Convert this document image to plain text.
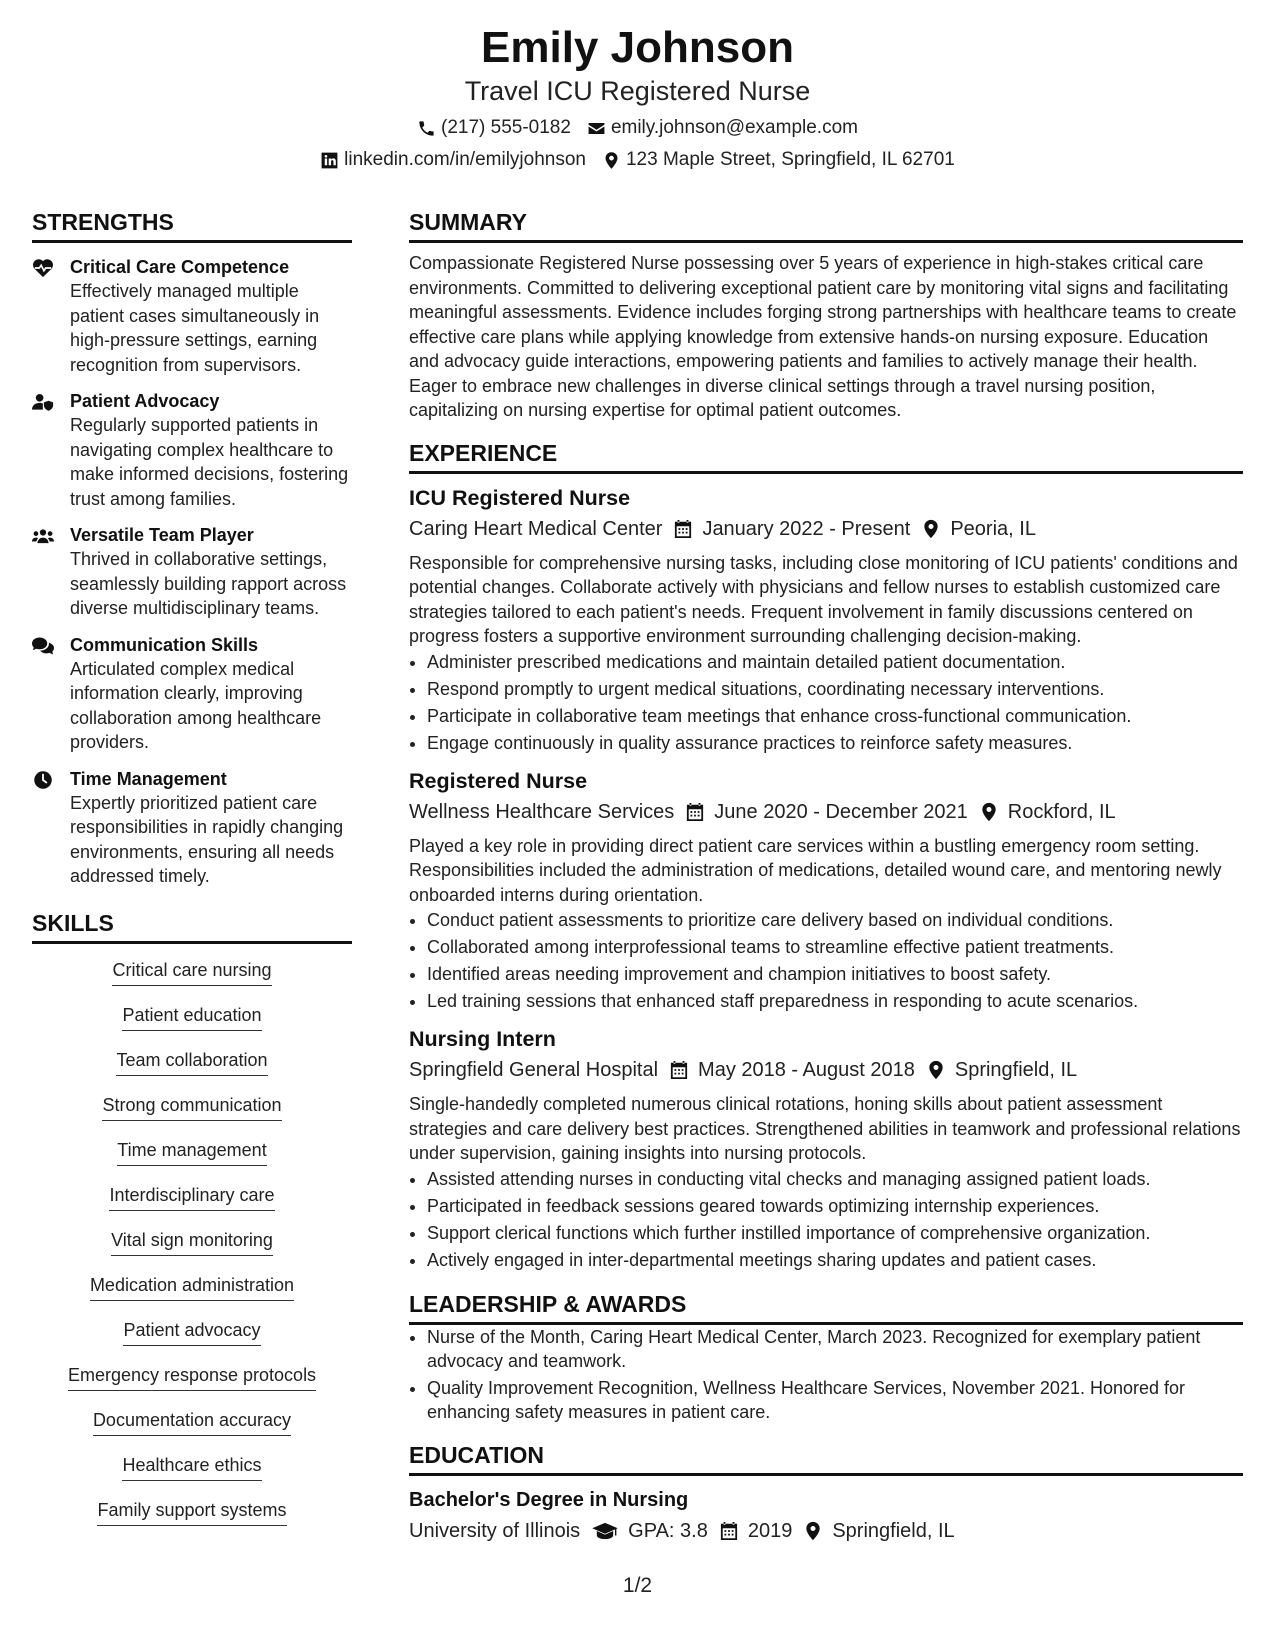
Emily Johnson
Travel ICU Registered Nurse
(217) 555-0182 emily.johnson@example.com
linkedin.com/in/emilyjohnson 123 Maple Street, Springfield, IL 62701
STRENGTHS
Critical Care Competence
Effectively managed multiple patient cases simultaneously in high-pressure settings, earning recognition from supervisors.
Patient Advocacy
Regularly supported patients in navigating complex healthcare to make informed decisions, fostering trust among families.
Versatile Team Player
Thrived in collaborative settings, seamlessly building rapport across diverse multidisciplinary teams.
Communication Skills
Articulated complex medical information clearly, improving collaboration among healthcare providers.
Time Management
Expertly prioritized patient care responsibilities in rapidly changing environments, ensuring all needs addressed timely.
SKILLS
Critical care nursing
Patient education
Team collaboration
Strong communication
Time management
Interdisciplinary care
Vital sign monitoring
Medication administration
Patient advocacy
Emergency response protocols
Documentation accuracy
Healthcare ethics
Family support systems
SUMMARY
Compassionate Registered Nurse possessing over 5 years of experience in high-stakes critical care environments. Committed to delivering exceptional patient care by monitoring vital signs and facilitating meaningful assessments. Evidence includes forging strong partnerships with healthcare teams to create effective care plans while applying knowledge from extensive hands-on nursing exposure. Education and advocacy guide interactions, empowering patients and families to actively manage their health. Eager to embrace new challenges in diverse clinical settings through a travel nursing position, capitalizing on nursing expertise for optimal patient outcomes.
EXPERIENCE
ICU Registered Nurse
Caring Heart Medical Center January 2022 - Present Peoria, IL
Responsible for comprehensive nursing tasks, including close monitoring of ICU patients' conditions and potential changes. Collaborate actively with physicians and fellow nurses to establish customized care strategies tailored to each patient's needs. Frequent involvement in family discussions centered on progress fosters a supportive environment surrounding challenging decision-making.
• Administer prescribed medications and maintain detailed patient documentation.
• Respond promptly to urgent medical situations, coordinating necessary interventions.
• Participate in collaborative team meetings that enhance cross-functional communication.
• Engage continuously in quality assurance practices to reinforce safety measures.
Registered Nurse
Wellness Healthcare Services June 2020 - December 2021 Rockford, IL
Played a key role in providing direct patient care services within a bustling emergency room setting. Responsibilities included the administration of medications, detailed wound care, and mentoring newly onboarded interns during orientation.
• Conduct patient assessments to prioritize care delivery based on individual conditions.
• Collaborated among interprofessional teams to streamline effective patient treatments.
• Identified areas needing improvement and champion initiatives to boost safety.
• Led training sessions that enhanced staff preparedness in responding to acute scenarios.
Nursing Intern
Springfield General Hospital May 2018 - August 2018 Springfield, IL
Single-handedly completed numerous clinical rotations, honing skills about patient assessment strategies and care delivery best practices. Strengthened abilities in teamwork and professional relations under supervision, gaining insights into nursing protocols.
• Assisted attending nurses in conducting vital checks and managing assigned patient loads.
• Participated in feedback sessions geared towards optimizing internship experiences.
• Support clerical functions which further instilled importance of comprehensive organization.
• Actively engaged in inter-departmental meetings sharing updates and patient cases.
LEADERSHIP & AWARDS
• Nurse of the Month, Caring Heart Medical Center, March 2023. Recognized for exemplary patient advocacy and teamwork.
• Quality Improvement Recognition, Wellness Healthcare Services, November 2021. Honored for enhancing safety measures in patient care.
EDUCATION
Bachelor's Degree in Nursing
University of Illinois GPA: 3.8 2019 Springfield, IL
1/2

What you are asked to do>
Copy each line above that contains the string "medications".

Answer box>
• Administer prescribed medications and maintain detailed patient documentation.
Played a key role in providing direct patient care services within a bustling emergency room setting. Responsibilities included the administration of medications, detailed wound care, and mentoring newly onboarded interns during orientation.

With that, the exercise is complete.